------ DATASET RECORDS
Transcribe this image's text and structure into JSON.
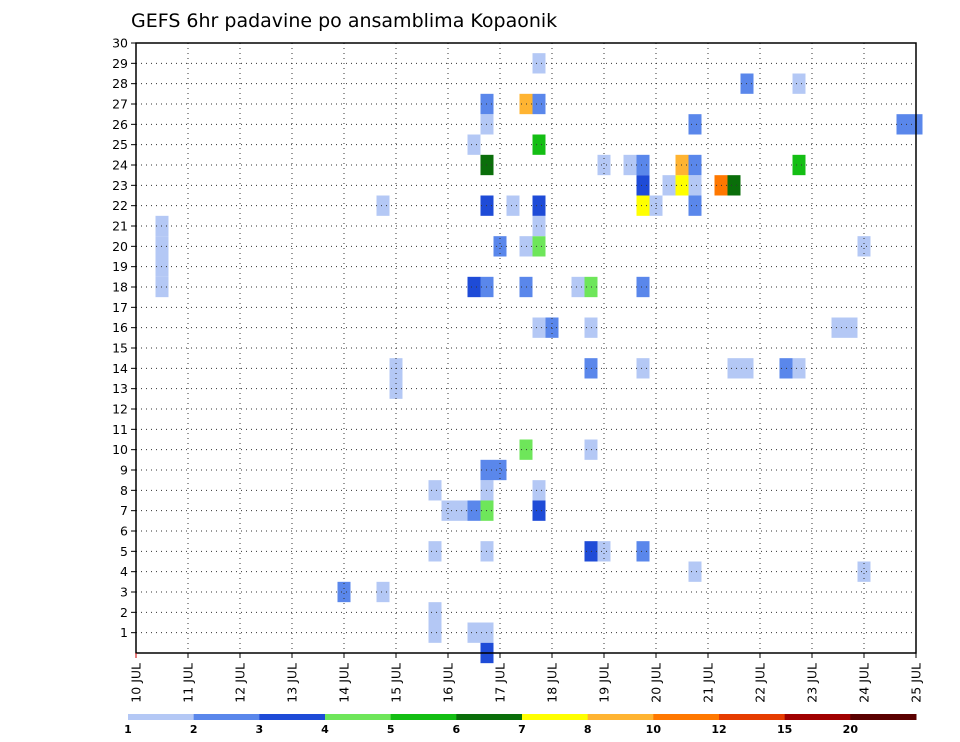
{
  "chart_data": {
    "type": "heatmap",
    "title": "GEFS 6hr padavine po ansamblima Kopaonik",
    "x_tick_labels": [
      "10 JUL",
      "11 JUL",
      "12 JUL",
      "13 JUL",
      "14 JUL",
      "15 JUL",
      "16 JUL",
      "17 JUL",
      "18 JUL",
      "19 JUL",
      "20 JUL",
      "21 JUL",
      "22 JUL",
      "23 JUL",
      "24 JUL",
      "25 JUL"
    ],
    "xlim": [
      0,
      15
    ],
    "ylim": [
      0,
      30
    ],
    "y_tick_labels": [
      "1",
      "2",
      "3",
      "4",
      "5",
      "6",
      "7",
      "8",
      "9",
      "10",
      "11",
      "12",
      "13",
      "14",
      "15",
      "16",
      "17",
      "18",
      "19",
      "20",
      "21",
      "22",
      "23",
      "24",
      "25",
      "26",
      "27",
      "28",
      "29",
      "30"
    ],
    "grid": true,
    "levels": [
      {
        "label": "1",
        "color": "#b4c8f5"
      },
      {
        "label": "2",
        "color": "#5a87eb"
      },
      {
        "label": "3",
        "color": "#1e4bd7"
      },
      {
        "label": "4",
        "color": "#6ee65a"
      },
      {
        "label": "5",
        "color": "#14be14"
      },
      {
        "label": "6",
        "color": "#0a6e0a"
      },
      {
        "label": "7",
        "color": "#ffff00"
      },
      {
        "label": "8",
        "color": "#ffb432"
      },
      {
        "label": "10",
        "color": "#ff7800"
      },
      {
        "label": "12",
        "color": "#e63c00"
      },
      {
        "label": "15",
        "color": "#a00000"
      },
      {
        "label": "20",
        "color": "#5a0000"
      }
    ],
    "cells": [
      {
        "t": 0.5,
        "m": 20,
        "lvl": 0
      },
      {
        "t": 0.5,
        "m": 21,
        "lvl": 0
      },
      {
        "t": 0.5,
        "m": 18,
        "lvl": 0
      },
      {
        "t": 0.5,
        "m": 19,
        "lvl": 0
      },
      {
        "t": 4.0,
        "m": 3,
        "lvl": 1
      },
      {
        "t": 4.75,
        "m": 3,
        "lvl": 0
      },
      {
        "t": 4.75,
        "m": 22,
        "lvl": 0
      },
      {
        "t": 5.0,
        "m": 13,
        "lvl": 0
      },
      {
        "t": 5.0,
        "m": 14,
        "lvl": 0
      },
      {
        "t": 5.75,
        "m": 1,
        "lvl": 0
      },
      {
        "t": 5.75,
        "m": 2,
        "lvl": 0
      },
      {
        "t": 5.75,
        "m": 5,
        "lvl": 0
      },
      {
        "t": 5.75,
        "m": 8,
        "lvl": 0
      },
      {
        "t": 6.0,
        "m": 7,
        "lvl": 0
      },
      {
        "t": 6.25,
        "m": 7,
        "lvl": 0
      },
      {
        "t": 6.5,
        "m": 1,
        "lvl": 0
      },
      {
        "t": 6.75,
        "m": 1,
        "lvl": 0
      },
      {
        "t": 6.5,
        "m": 7,
        "lvl": 1
      },
      {
        "t": 6.75,
        "m": 7,
        "lvl": 3
      },
      {
        "t": 6.5,
        "m": 18,
        "lvl": 2
      },
      {
        "t": 6.75,
        "m": 18,
        "lvl": 1
      },
      {
        "t": 6.5,
        "m": 25,
        "lvl": 0
      },
      {
        "t": 6.75,
        "m": 0,
        "lvl": 2
      },
      {
        "t": 6.75,
        "m": 5,
        "lvl": 0
      },
      {
        "t": 6.75,
        "m": 8,
        "lvl": 0
      },
      {
        "t": 6.75,
        "m": 9,
        "lvl": 1
      },
      {
        "t": 7.0,
        "m": 9,
        "lvl": 1
      },
      {
        "t": 6.75,
        "m": 22,
        "lvl": 2
      },
      {
        "t": 6.75,
        "m": 24,
        "lvl": 5
      },
      {
        "t": 6.75,
        "m": 26,
        "lvl": 0
      },
      {
        "t": 6.75,
        "m": 27,
        "lvl": 1
      },
      {
        "t": 7.0,
        "m": 20,
        "lvl": 1
      },
      {
        "t": 7.25,
        "m": 22,
        "lvl": 0
      },
      {
        "t": 7.5,
        "m": 10,
        "lvl": 3
      },
      {
        "t": 7.5,
        "m": 18,
        "lvl": 1
      },
      {
        "t": 7.5,
        "m": 20,
        "lvl": 0
      },
      {
        "t": 7.5,
        "m": 27,
        "lvl": 7
      },
      {
        "t": 7.75,
        "m": 7,
        "lvl": 2
      },
      {
        "t": 7.75,
        "m": 8,
        "lvl": 0
      },
      {
        "t": 7.75,
        "m": 16,
        "lvl": 0
      },
      {
        "t": 7.75,
        "m": 20,
        "lvl": 3
      },
      {
        "t": 7.75,
        "m": 21,
        "lvl": 0
      },
      {
        "t": 7.75,
        "m": 22,
        "lvl": 2
      },
      {
        "t": 7.75,
        "m": 25,
        "lvl": 4
      },
      {
        "t": 7.75,
        "m": 27,
        "lvl": 1
      },
      {
        "t": 7.75,
        "m": 29,
        "lvl": 0
      },
      {
        "t": 8.0,
        "m": 16,
        "lvl": 1
      },
      {
        "t": 8.5,
        "m": 18,
        "lvl": 0
      },
      {
        "t": 8.75,
        "m": 5,
        "lvl": 2
      },
      {
        "t": 8.75,
        "m": 10,
        "lvl": 0
      },
      {
        "t": 8.75,
        "m": 14,
        "lvl": 1
      },
      {
        "t": 8.75,
        "m": 16,
        "lvl": 0
      },
      {
        "t": 8.75,
        "m": 18,
        "lvl": 3
      },
      {
        "t": 9.0,
        "m": 5,
        "lvl": 0
      },
      {
        "t": 9.0,
        "m": 24,
        "lvl": 0
      },
      {
        "t": 9.5,
        "m": 24,
        "lvl": 0
      },
      {
        "t": 9.75,
        "m": 5,
        "lvl": 1
      },
      {
        "t": 9.75,
        "m": 14,
        "lvl": 0
      },
      {
        "t": 9.75,
        "m": 18,
        "lvl": 1
      },
      {
        "t": 9.75,
        "m": 22,
        "lvl": 6
      },
      {
        "t": 9.75,
        "m": 23,
        "lvl": 2
      },
      {
        "t": 9.75,
        "m": 24,
        "lvl": 1
      },
      {
        "t": 10.0,
        "m": 22,
        "lvl": 0
      },
      {
        "t": 10.25,
        "m": 23,
        "lvl": 0
      },
      {
        "t": 10.5,
        "m": 23,
        "lvl": 6
      },
      {
        "t": 10.5,
        "m": 24,
        "lvl": 7
      },
      {
        "t": 10.75,
        "m": 4,
        "lvl": 0
      },
      {
        "t": 10.75,
        "m": 22,
        "lvl": 1
      },
      {
        "t": 10.75,
        "m": 23,
        "lvl": 0
      },
      {
        "t": 10.75,
        "m": 24,
        "lvl": 1
      },
      {
        "t": 10.75,
        "m": 26,
        "lvl": 1
      },
      {
        "t": 11.25,
        "m": 23,
        "lvl": 8
      },
      {
        "t": 11.5,
        "m": 14,
        "lvl": 0
      },
      {
        "t": 11.5,
        "m": 23,
        "lvl": 5
      },
      {
        "t": 11.75,
        "m": 14,
        "lvl": 0
      },
      {
        "t": 11.75,
        "m": 28,
        "lvl": 1
      },
      {
        "t": 12.5,
        "m": 14,
        "lvl": 1
      },
      {
        "t": 12.75,
        "m": 14,
        "lvl": 0
      },
      {
        "t": 12.75,
        "m": 24,
        "lvl": 4
      },
      {
        "t": 12.75,
        "m": 28,
        "lvl": 0
      },
      {
        "t": 13.5,
        "m": 16,
        "lvl": 0
      },
      {
        "t": 13.75,
        "m": 16,
        "lvl": 0
      },
      {
        "t": 14.0,
        "m": 4,
        "lvl": 0
      },
      {
        "t": 14.0,
        "m": 20,
        "lvl": 0
      },
      {
        "t": 14.75,
        "m": 26,
        "lvl": 1
      },
      {
        "t": 15.0,
        "m": 26,
        "lvl": 1
      }
    ]
  }
}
------------
> _WORK TO COMPLETE_: All lines in the data that contain the word "color" should be copied.

> _WRITTEN RESPONSE_:
        "color": "#b4c8f5"
        "color": "#5a87eb"
        "color": "#1e4bd7"
        "color": "#6ee65a"
        "color": "#14be14"
        "color": "#0a6e0a"
        "color": "#ffff00"
        "color": "#ffb432"
        "color": "#ff7800"
        "color": "#e63c00"
        "color": "#a00000"
        "color": "#5a0000"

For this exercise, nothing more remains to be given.